YOUR TASK: Scan the lines below; pull out those with "Subsurface".

-- START PROVIDED ENTRIES --

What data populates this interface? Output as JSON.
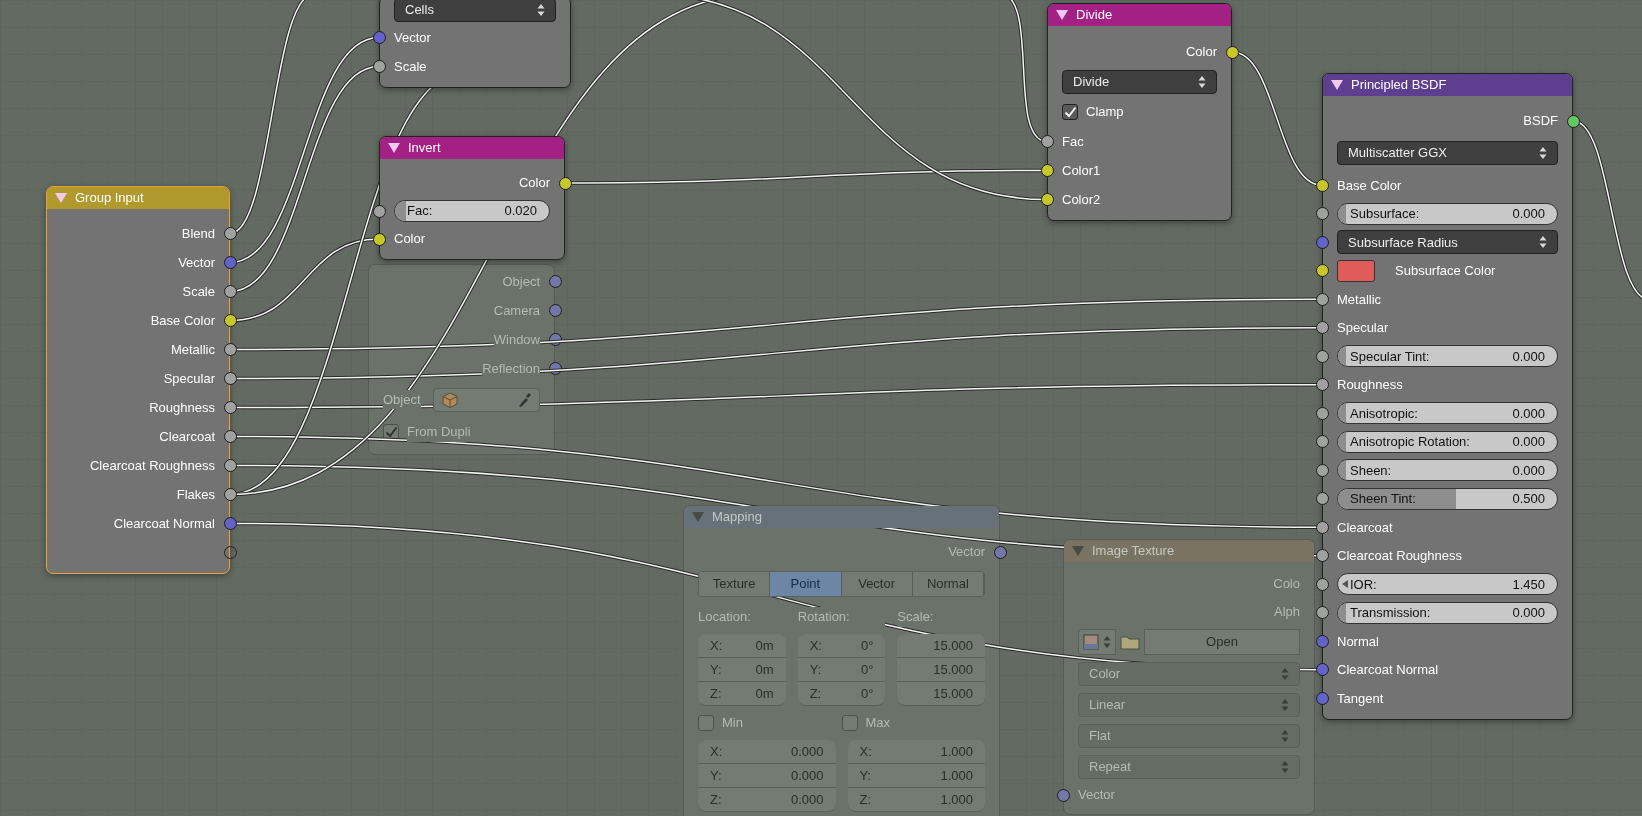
{
  "nodes": [
    {
      "kind": "group_input",
      "faded": false,
      "selected": true,
      "title": "Group Input",
      "color": "#b09a2e",
      "rows": [
        {
          "kind": "output",
          "label": "Blend",
          "color": "#a1a1a1"
        },
        {
          "kind": "output",
          "label": "Vector",
          "color": "#6363c7"
        },
        {
          "kind": "output",
          "label": "Scale",
          "color": "#a1a1a1"
        },
        {
          "kind": "output",
          "label": "Base Color",
          "color": "#c7c729"
        },
        {
          "kind": "output",
          "label": "Metallic",
          "color": "#a1a1a1"
        },
        {
          "kind": "output",
          "label": "Specular",
          "color": "#a1a1a1"
        },
        {
          "kind": "output",
          "label": "Roughness",
          "color": "#a1a1a1"
        },
        {
          "kind": "output",
          "label": "Clearcoat",
          "color": "#a1a1a1"
        },
        {
          "kind": "output",
          "label": "Clearcoat Roughness",
          "color": "#a1a1a1"
        },
        {
          "kind": "output",
          "label": "Flakes",
          "color": "#a1a1a1"
        },
        {
          "kind": "output",
          "label": "Clearcoat Normal",
          "color": "#6363c7"
        },
        {
          "kind": "blank_socket"
        }
      ]
    },
    {
      "kind": "voronoi",
      "faded": false,
      "selected": false,
      "rows": [
        {
          "kind": "dropdown",
          "label": "Cells"
        },
        {
          "kind": "input",
          "label": "Vector",
          "color": "#6363c7"
        },
        {
          "kind": "input",
          "label": "Scale",
          "color": "#a1a1a1"
        }
      ]
    },
    {
      "kind": "invert",
      "faded": false,
      "selected": false,
      "title": "Invert",
      "color": "#a32185",
      "rows": [
        {
          "kind": "output",
          "label": "Color",
          "color": "#c7c729"
        },
        {
          "kind": "slider",
          "label": "Fac:",
          "value": "0.020",
          "level": 0.02,
          "color": "#a1a1a1"
        },
        {
          "kind": "input",
          "label": "Color",
          "color": "#c7c729"
        }
      ]
    },
    {
      "kind": "texture_coordinate",
      "faded": true,
      "selected": false,
      "rows": [
        {
          "kind": "output",
          "label": "Object",
          "color": "#7277a6"
        },
        {
          "kind": "output",
          "label": "Camera",
          "color": "#7277a6"
        },
        {
          "kind": "output",
          "label": "Window",
          "color": "#7277a6"
        },
        {
          "kind": "output",
          "label": "Reflection",
          "color": "#7277a6"
        },
        {
          "kind": "object_field",
          "label": "Object"
        },
        {
          "kind": "checkbox",
          "label": "From Dupli",
          "checked": true
        }
      ]
    },
    {
      "kind": "mapping",
      "faded": true,
      "selected": false,
      "title": "Mapping",
      "color": "#66717a",
      "rows": [
        {
          "kind": "output",
          "label": "Vector",
          "color": "#7277a6"
        },
        {
          "kind": "tabs",
          "items": [
            {
              "label": "Texture",
              "selected": false
            },
            {
              "label": "Point",
              "selected": true
            },
            {
              "label": "Vector",
              "selected": false
            },
            {
              "label": "Normal",
              "selected": false
            }
          ]
        },
        {
          "kind": "headings",
          "labels": [
            "Location:",
            "Rotation:",
            "Scale:"
          ]
        },
        {
          "kind": "vector_fields",
          "columns": [
            [
              {
                "axis": "X:",
                "value": "0m"
              },
              {
                "axis": "Y:",
                "value": "0m"
              },
              {
                "axis": "Z:",
                "value": "0m"
              }
            ],
            [
              {
                "axis": "X:",
                "value": "0°"
              },
              {
                "axis": "Y:",
                "value": "0°"
              },
              {
                "axis": "Z:",
                "value": "0°"
              }
            ],
            [
              {
                "value": "15.000"
              },
              {
                "value": "15.000"
              },
              {
                "value": "15.000"
              }
            ]
          ]
        },
        {
          "kind": "checkbox_pair",
          "items": [
            {
              "label": "Min",
              "checked": false
            },
            {
              "label": "Max",
              "checked": false
            }
          ]
        },
        {
          "kind": "vector_fields",
          "columns": [
            [
              {
                "axis": "X:",
                "value": "0.000"
              },
              {
                "axis": "Y:",
                "value": "0.000"
              },
              {
                "axis": "Z:",
                "value": "0.000"
              }
            ],
            [
              {
                "axis": "X:",
                "value": "1.000"
              },
              {
                "axis": "Y:",
                "value": "1.000"
              },
              {
                "axis": "Z:",
                "value": "1.000"
              }
            ]
          ]
        }
      ]
    },
    {
      "kind": "divide",
      "faded": false,
      "selected": false,
      "title": "Divide",
      "color": "#a32185",
      "rows": [
        {
          "kind": "output",
          "label": "Color",
          "color": "#c7c729"
        },
        {
          "kind": "dropdown",
          "label": "Divide"
        },
        {
          "kind": "checkbox",
          "label": "Clamp",
          "checked": true
        },
        {
          "kind": "input",
          "label": "Fac",
          "color": "#a1a1a1"
        },
        {
          "kind": "input",
          "label": "Color1",
          "color": "#c7c729"
        },
        {
          "kind": "input",
          "label": "Color2",
          "color": "#c7c729"
        }
      ]
    },
    {
      "kind": "image_texture",
      "faded": true,
      "selected": false,
      "title": "Image Texture",
      "color": "#7a7262",
      "rows": [
        {
          "kind": "output",
          "label": "Colo"
        },
        {
          "kind": "output",
          "label": "Alph"
        },
        {
          "kind": "file_field",
          "label": "Open"
        },
        {
          "kind": "dropdown",
          "label": "Color"
        },
        {
          "kind": "dropdown",
          "label": "Linear"
        },
        {
          "kind": "dropdown",
          "label": "Flat"
        },
        {
          "kind": "dropdown",
          "label": "Repeat"
        },
        {
          "kind": "input",
          "label": "Vector",
          "color": "#7277a6"
        }
      ]
    },
    {
      "kind": "principled",
      "faded": false,
      "selected": false,
      "title": "Principled BSDF",
      "color": "#5e3f8f",
      "rows": [
        {
          "kind": "output",
          "label": "BSDF",
          "color": "#63c763"
        },
        {
          "kind": "dropdown",
          "label": "Multiscatter GGX"
        },
        {
          "kind": "input",
          "label": "Base Color",
          "color": "#c7c729"
        },
        {
          "kind": "slider",
          "label": "Subsurface:",
          "value": "0.000",
          "level": 0,
          "color": "#a1a1a1"
        },
        {
          "kind": "dropdown",
          "label": "Subsurface Radius",
          "color": "#6363c7"
        },
        {
          "kind": "swatch",
          "label": "Subsurface Color",
          "color": "#e05c5a"
        },
        {
          "kind": "input",
          "label": "Metallic",
          "color": "#a1a1a1"
        },
        {
          "kind": "input",
          "label": "Specular",
          "color": "#a1a1a1"
        },
        {
          "kind": "slider",
          "label": "Specular Tint:",
          "value": "0.000",
          "level": 0,
          "color": "#a1a1a1"
        },
        {
          "kind": "input",
          "label": "Roughness",
          "color": "#a1a1a1"
        },
        {
          "kind": "slider",
          "label": "Anisotropic:",
          "value": "0.000",
          "level": 0,
          "color": "#a1a1a1"
        },
        {
          "kind": "slider",
          "label": "Anisotropic Rotation:",
          "value": "0.000",
          "level": 0,
          "color": "#a1a1a1"
        },
        {
          "kind": "slider",
          "label": "Sheen:",
          "value": "0.000",
          "level": 0,
          "color": "#a1a1a1"
        },
        {
          "kind": "slider",
          "label": "Sheen Tint:",
          "value": "0.500",
          "level": 0.5,
          "color": "#a1a1a1"
        },
        {
          "kind": "input",
          "label": "Clearcoat",
          "color": "#a1a1a1"
        },
        {
          "kind": "input",
          "label": "Clearcoat Roughness",
          "color": "#a1a1a1"
        },
        {
          "kind": "number",
          "label": "IOR:",
          "value": "1.450",
          "color": "#a1a1a1"
        },
        {
          "kind": "slider",
          "label": "Transmission:",
          "value": "0.000",
          "level": 0,
          "color": "#a1a1a1"
        },
        {
          "kind": "input",
          "label": "Normal",
          "color": "#6363c7"
        },
        {
          "kind": "input",
          "label": "Clearcoat Normal",
          "color": "#6363c7"
        },
        {
          "kind": "input",
          "label": "Tangent",
          "color": "#6363c7"
        }
      ]
    }
  ]
}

-- END PROVIDED ENTRIES --

ANSWER TO THIS PROBLEM:
          "label": "Subsurface:",
          "label": "Subsurface Radius",
          "label": "Subsurface Color",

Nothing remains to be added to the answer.